**Your objective**:
Please give every line of the listing below as a numbered list, leaving out any blank lines.

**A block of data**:
-----

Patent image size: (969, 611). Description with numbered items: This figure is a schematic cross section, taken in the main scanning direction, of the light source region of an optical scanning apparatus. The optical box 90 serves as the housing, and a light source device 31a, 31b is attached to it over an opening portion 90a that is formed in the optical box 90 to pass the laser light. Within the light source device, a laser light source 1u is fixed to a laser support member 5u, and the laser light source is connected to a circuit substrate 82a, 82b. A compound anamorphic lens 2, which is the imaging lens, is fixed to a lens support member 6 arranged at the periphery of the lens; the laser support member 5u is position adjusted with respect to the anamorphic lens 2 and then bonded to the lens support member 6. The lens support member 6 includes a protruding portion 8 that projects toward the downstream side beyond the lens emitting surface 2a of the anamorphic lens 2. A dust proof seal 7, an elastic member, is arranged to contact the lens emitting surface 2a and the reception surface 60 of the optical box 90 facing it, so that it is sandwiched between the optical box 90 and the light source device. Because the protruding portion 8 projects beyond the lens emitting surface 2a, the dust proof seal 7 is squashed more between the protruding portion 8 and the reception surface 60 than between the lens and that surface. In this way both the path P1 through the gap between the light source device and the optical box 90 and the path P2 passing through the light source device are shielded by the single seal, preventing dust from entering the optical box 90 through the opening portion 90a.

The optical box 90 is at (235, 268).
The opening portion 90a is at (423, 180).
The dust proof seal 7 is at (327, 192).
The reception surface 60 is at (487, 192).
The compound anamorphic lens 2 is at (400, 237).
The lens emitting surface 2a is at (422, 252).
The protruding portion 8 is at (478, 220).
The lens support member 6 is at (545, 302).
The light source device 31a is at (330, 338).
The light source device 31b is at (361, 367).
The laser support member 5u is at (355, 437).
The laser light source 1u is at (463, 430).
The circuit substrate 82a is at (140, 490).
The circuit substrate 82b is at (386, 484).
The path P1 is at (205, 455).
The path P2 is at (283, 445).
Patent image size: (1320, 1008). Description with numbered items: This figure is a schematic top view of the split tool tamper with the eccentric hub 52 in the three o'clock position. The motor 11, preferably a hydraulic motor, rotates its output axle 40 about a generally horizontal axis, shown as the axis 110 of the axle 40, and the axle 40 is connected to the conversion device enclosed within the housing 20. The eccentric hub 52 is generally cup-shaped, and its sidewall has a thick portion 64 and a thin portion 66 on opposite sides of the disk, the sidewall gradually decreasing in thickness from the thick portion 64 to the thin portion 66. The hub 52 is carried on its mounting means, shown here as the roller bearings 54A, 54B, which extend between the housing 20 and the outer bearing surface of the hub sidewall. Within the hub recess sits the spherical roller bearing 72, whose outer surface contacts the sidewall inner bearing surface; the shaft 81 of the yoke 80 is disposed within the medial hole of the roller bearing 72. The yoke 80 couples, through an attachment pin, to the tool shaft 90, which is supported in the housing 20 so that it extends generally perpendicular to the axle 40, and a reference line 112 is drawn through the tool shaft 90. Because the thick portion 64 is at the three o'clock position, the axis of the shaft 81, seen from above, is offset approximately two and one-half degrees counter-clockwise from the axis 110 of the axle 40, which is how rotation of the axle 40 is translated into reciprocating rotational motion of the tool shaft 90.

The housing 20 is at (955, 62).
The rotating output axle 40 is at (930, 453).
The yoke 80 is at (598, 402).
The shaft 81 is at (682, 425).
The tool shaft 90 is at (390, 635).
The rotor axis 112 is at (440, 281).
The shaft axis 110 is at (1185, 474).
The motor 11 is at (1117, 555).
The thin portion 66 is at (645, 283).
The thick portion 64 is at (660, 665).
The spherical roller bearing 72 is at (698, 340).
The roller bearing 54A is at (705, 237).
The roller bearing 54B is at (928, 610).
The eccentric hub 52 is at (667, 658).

-----

**Task solution**:
1. Patent image size: (969, 611). Description with numbered items: This figure is a schematic cross section, taken in the main scanning direction, of the light source region of an optical scanning apparatus. The optical box 90 serves as the housing, and a light source device 31a, 31b is attached to it over an opening portion 90a that is formed in the optical box 90 to pass the laser light. Within the light source device, a laser light source 1u is fixed to a laser support member 5u, and the laser light source is connected to a circuit substrate 82a, 82b. A compound anamorphic lens 2, which is the imaging lens, is fixed to a lens support member 6 arranged at the periphery of the lens; the laser support member 5u is position adjusted with respect to the anamorphic lens 2 and then bonded to the lens support member 6. The lens support member 6 includes a protruding portion 8 that projects toward the downstream side beyond the lens emitting surface 2a of the anamorphic lens 2. A dust proof seal 7, an elastic member, is arranged to contact the lens emitting surface 2a and the reception surface 60 of the optical box 90 facing it, so that it is sandwiched between the optical box 90 and the light source device. Because the protruding portion 8 projects beyond the lens emitting surface 2a, the dust proof seal 7 is squashed more between the protruding portion 8 and the reception surface 60 than between the lens and that surface. In this way both the path P1 through the gap between the light source device and the optical box 90 and the path P2 passing through the light source device are shielded by the single seal, preventing dust from entering the optical box 90 through the opening portion 90a.
2. The optical box 90 is at (235, 268).
3. The opening portion 90a is at (423, 180).
4. The dust proof seal 7 is at (327, 192).
5. The reception surface 60 is at (487, 192).
6. The compound anamorphic lens 2 is at (400, 237).
7. The lens emitting surface 2a is at (422, 252).
8. The protruding portion 8 is at (478, 220).
9. The lens support member 6 is at (545, 302).
10. The light source device 31a is at (330, 338).
11. The light source device 31b is at (361, 367).
12. The laser support member 5u is at (355, 437).
13. The laser light source 1u is at (463, 430).
14. The circuit substrate 82a is at (140, 490).
15. The circuit substrate 82b is at (386, 484).
16. The path P1 is at (205, 455).
17. The path P2 is at (283, 445).
18. Patent image size: (1320, 1008). Description with numbered items: This figure is a schematic top view of the split tool tamper with the eccentric hub 52 in the three o'clock position. The motor 11, preferably a hydraulic motor, rotates its output axle 40 about a generally horizontal axis, shown as the axis 110 of the axle 40, and the axle 40 is connected to the conversion device enclosed within the housing 20. The eccentric hub 52 is generally cup-shaped, and its sidewall has a thick portion 64 and a thin portion 66 on opposite sides of the disk, the sidewall gradually decreasing in thickness from the thick portion 64 to the thin portion 66. The hub 52 is carried on its mounting means, shown here as the roller bearings 54A, 54B, which extend between the housing 20 and the outer bearing surface of the hub sidewall. Within the hub recess sits the spherical roller bearing 72, whose outer surface contacts the sidewall inner bearing surface; the shaft 81 of the yoke 80 is disposed within the medial hole of the roller bearing 72. The yoke 80 couples, through an attachment pin, to the tool shaft 90, which is supported in the housing 20 so that it extends generally perpendicular to the axle 40, and a reference line 112 is drawn through the tool shaft 90. Because the thick portion 64 is at the three o'clock position, the axis of the shaft 81, seen from above, is offset approximately two and one-half degrees counter-clockwise from the axis 110 of the axle 40, which is how rotation of the axle 40 is translated into reciprocating rotational motion of the tool shaft 90.
19. The housing 20 is at (955, 62).
20. The rotating output axle 40 is at (930, 453).
21. The yoke 80 is at (598, 402).
22. The shaft 81 is at (682, 425).
23. The tool shaft 90 is at (390, 635).
24. The rotor axis 112 is at (440, 281).
25. The shaft axis 110 is at (1185, 474).
26. The motor 11 is at (1117, 555).
27. The thin portion 66 is at (645, 283).
28. The thick portion 64 is at (660, 665).
29. The spherical roller bearing 72 is at (698, 340).
30. The roller bearing 54A is at (705, 237).
31. The roller bearing 54B is at (928, 610).
32. The eccentric hub 52 is at (667, 658).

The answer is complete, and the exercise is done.